GIVEN INSTRUCTION
Produce the listing below again, exactly as shown.

Dataset entries
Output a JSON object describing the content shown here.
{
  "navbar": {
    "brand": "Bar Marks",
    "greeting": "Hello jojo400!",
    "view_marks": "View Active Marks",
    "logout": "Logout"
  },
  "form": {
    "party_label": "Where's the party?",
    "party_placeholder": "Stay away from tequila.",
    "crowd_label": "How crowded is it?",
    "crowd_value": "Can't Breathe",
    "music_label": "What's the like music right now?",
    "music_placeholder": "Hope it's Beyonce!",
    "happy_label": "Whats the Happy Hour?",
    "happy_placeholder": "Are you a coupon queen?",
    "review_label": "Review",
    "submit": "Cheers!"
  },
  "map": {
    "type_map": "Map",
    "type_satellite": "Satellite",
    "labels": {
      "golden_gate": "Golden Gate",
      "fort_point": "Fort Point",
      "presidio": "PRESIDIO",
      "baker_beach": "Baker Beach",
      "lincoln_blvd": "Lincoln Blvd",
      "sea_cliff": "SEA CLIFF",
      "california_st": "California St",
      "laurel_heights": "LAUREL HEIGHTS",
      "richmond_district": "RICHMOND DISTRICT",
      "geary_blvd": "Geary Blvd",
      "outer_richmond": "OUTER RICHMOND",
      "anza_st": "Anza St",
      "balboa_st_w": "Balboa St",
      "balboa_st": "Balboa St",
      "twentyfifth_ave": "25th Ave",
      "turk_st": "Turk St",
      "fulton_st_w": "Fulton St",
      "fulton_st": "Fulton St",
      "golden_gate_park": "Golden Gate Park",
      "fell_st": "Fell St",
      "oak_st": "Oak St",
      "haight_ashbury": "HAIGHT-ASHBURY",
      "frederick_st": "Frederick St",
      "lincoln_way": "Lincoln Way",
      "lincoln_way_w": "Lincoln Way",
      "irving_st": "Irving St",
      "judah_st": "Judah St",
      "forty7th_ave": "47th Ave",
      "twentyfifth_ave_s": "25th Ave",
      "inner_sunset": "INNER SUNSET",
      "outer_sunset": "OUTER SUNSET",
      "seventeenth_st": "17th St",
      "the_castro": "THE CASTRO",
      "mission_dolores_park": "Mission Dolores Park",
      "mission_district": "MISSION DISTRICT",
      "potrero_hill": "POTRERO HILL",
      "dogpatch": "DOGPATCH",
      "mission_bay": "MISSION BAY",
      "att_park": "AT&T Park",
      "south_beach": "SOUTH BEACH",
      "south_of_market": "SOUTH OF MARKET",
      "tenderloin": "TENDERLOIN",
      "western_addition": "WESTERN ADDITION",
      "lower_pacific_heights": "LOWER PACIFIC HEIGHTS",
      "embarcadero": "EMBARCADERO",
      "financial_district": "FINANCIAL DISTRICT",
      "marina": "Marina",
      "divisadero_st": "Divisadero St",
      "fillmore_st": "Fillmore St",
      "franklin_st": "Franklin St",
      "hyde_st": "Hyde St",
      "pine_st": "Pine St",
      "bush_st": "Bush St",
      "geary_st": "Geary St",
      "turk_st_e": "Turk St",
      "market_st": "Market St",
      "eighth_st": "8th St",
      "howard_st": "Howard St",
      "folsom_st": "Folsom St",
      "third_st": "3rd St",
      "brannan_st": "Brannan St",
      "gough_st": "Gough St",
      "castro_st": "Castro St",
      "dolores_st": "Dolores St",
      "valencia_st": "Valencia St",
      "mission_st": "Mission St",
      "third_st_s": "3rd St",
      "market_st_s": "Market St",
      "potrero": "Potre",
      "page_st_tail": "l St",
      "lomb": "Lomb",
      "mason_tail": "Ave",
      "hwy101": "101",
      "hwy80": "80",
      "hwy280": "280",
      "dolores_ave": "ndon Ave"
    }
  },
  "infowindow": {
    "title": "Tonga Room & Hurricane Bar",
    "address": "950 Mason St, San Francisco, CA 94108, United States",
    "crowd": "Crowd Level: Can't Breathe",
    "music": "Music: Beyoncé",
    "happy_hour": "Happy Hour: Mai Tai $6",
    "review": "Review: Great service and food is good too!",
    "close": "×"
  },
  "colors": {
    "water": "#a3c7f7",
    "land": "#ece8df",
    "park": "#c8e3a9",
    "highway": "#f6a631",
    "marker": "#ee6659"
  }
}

ANSWER FOR THE TASK
Output a JSON object describing the content shown here.
{
  "navbar": {
    "brand": "Bar Marks",
    "greeting": "Hello jojo400!",
    "view_marks": "View Active Marks",
    "logout": "Logout"
  },
  "form": {
    "party_label": "Where's the party?",
    "party_placeholder": "Stay away from tequila.",
    "crowd_label": "How crowded is it?",
    "crowd_value": "Can't Breathe",
    "music_label": "What's the like music right now?",
    "music_placeholder": "Hope it's Beyonce!",
    "happy_label": "Whats the Happy Hour?",
    "happy_placeholder": "Are you a coupon queen?",
    "review_label": "Review",
    "submit": "Cheers!"
  },
  "map": {
    "type_map": "Map",
    "type_satellite": "Satellite",
    "labels": {
      "golden_gate": "Golden Gate",
      "fort_point": "Fort Point",
      "presidio": "PRESIDIO",
      "baker_beach": "Baker Beach",
      "lincoln_blvd": "Lincoln Blvd",
      "sea_cliff": "SEA CLIFF",
      "california_st": "California St",
      "laurel_heights": "LAUREL HEIGHTS",
      "richmond_district": "RICHMOND DISTRICT",
      "geary_blvd": "Geary Blvd",
      "outer_richmond": "OUTER RICHMOND",
      "anza_st": "Anza St",
      "balboa_st_w": "Balboa St",
      "balboa_st": "Balboa St",
      "twentyfifth_ave": "25th Ave",
      "turk_st": "Turk St",
      "fulton_st_w": "Fulton St",
      "fulton_st": "Fulton St",
      "golden_gate_park": "Golden Gate Park",
      "fell_st": "Fell St",
      "oak_st": "Oak St",
      "haight_ashbury": "HAIGHT-ASHBURY",
      "frederick_st": "Frederick St",
      "lincoln_way": "Lincoln Way",
      "lincoln_way_w": "Lincoln Way",
      "irving_st": "Irving St",
      "judah_st": "Judah St",
      "forty7th_ave": "47th Ave",
      "twentyfifth_ave_s": "25th Ave",
      "inner_sunset": "INNER SUNSET",
      "outer_sunset": "OUTER SUNSET",
      "seventeenth_st": "17th St",
      "the_castro": "THE CASTRO",
      "mission_dolores_park": "Mission Dolores Park",
      "mission_district": "MISSION DISTRICT",
      "potrero_hill": "POTRERO HILL",
      "dogpatch": "DOGPATCH",
      "mission_bay": "MISSION BAY",
      "att_park": "AT&T Park",
      "south_beach": "SOUTH BEACH",
      "south_of_market": "SOUTH OF MARKET",
      "tenderloin": "TENDERLOIN",
      "western_addition": "WESTERN ADDITION",
      "lower_pacific_heights": "LOWER PACIFIC HEIGHTS",
      "embarcadero": "EMBARCADERO",
      "financial_district": "FINANCIAL DISTRICT",
      "marina": "Marina",
      "divisadero_st": "Divisadero St",
      "fillmore_st": "Fillmore St",
      "franklin_st": "Franklin St",
      "hyde_st": "Hyde St",
      "pine_st": "Pine St",
      "bush_st": "Bush St",
      "geary_st": "Geary St",
      "turk_st_e": "Turk St",
      "market_st": "Market St",
      "eighth_st": "8th St",
      "howard_st": "Howard St",
      "folsom_st": "Folsom St",
      "third_st": "3rd St",
      "brannan_st": "Brannan St",
      "gough_st": "Gough St",
      "castro_st": "Castro St",
      "dolores_st": "Dolores St",
      "valencia_st": "Valencia St",
      "mission_st": "Mission St",
      "third_st_s": "3rd St",
      "market_st_s": "Market St",
      "potrero": "Potre",
      "page_st_tail": "l St",
      "lomb": "Lomb",
      "mason_tail": "Ave",
      "hwy101": "101",
      "hwy80": "80",
      "hwy280": "280",
      "dolores_ave": "ndon Ave"
    }
  },
  "infowindow": {
    "title": "Tonga Room & Hurricane Bar",
    "address": "950 Mason St, San Francisco, CA 94108, United States",
    "crowd": "Crowd Level: Can't Breathe",
    "music": "Music: Beyoncé",
    "happy_hour": "Happy Hour: Mai Tai $6",
    "review": "Review: Great service and food is good too!",
    "close": "×"
  },
  "colors": {
    "water": "#a3c7f7",
    "land": "#ece8df",
    "park": "#c8e3a9",
    "highway": "#f6a631",
    "marker": "#ee6659"
  }
}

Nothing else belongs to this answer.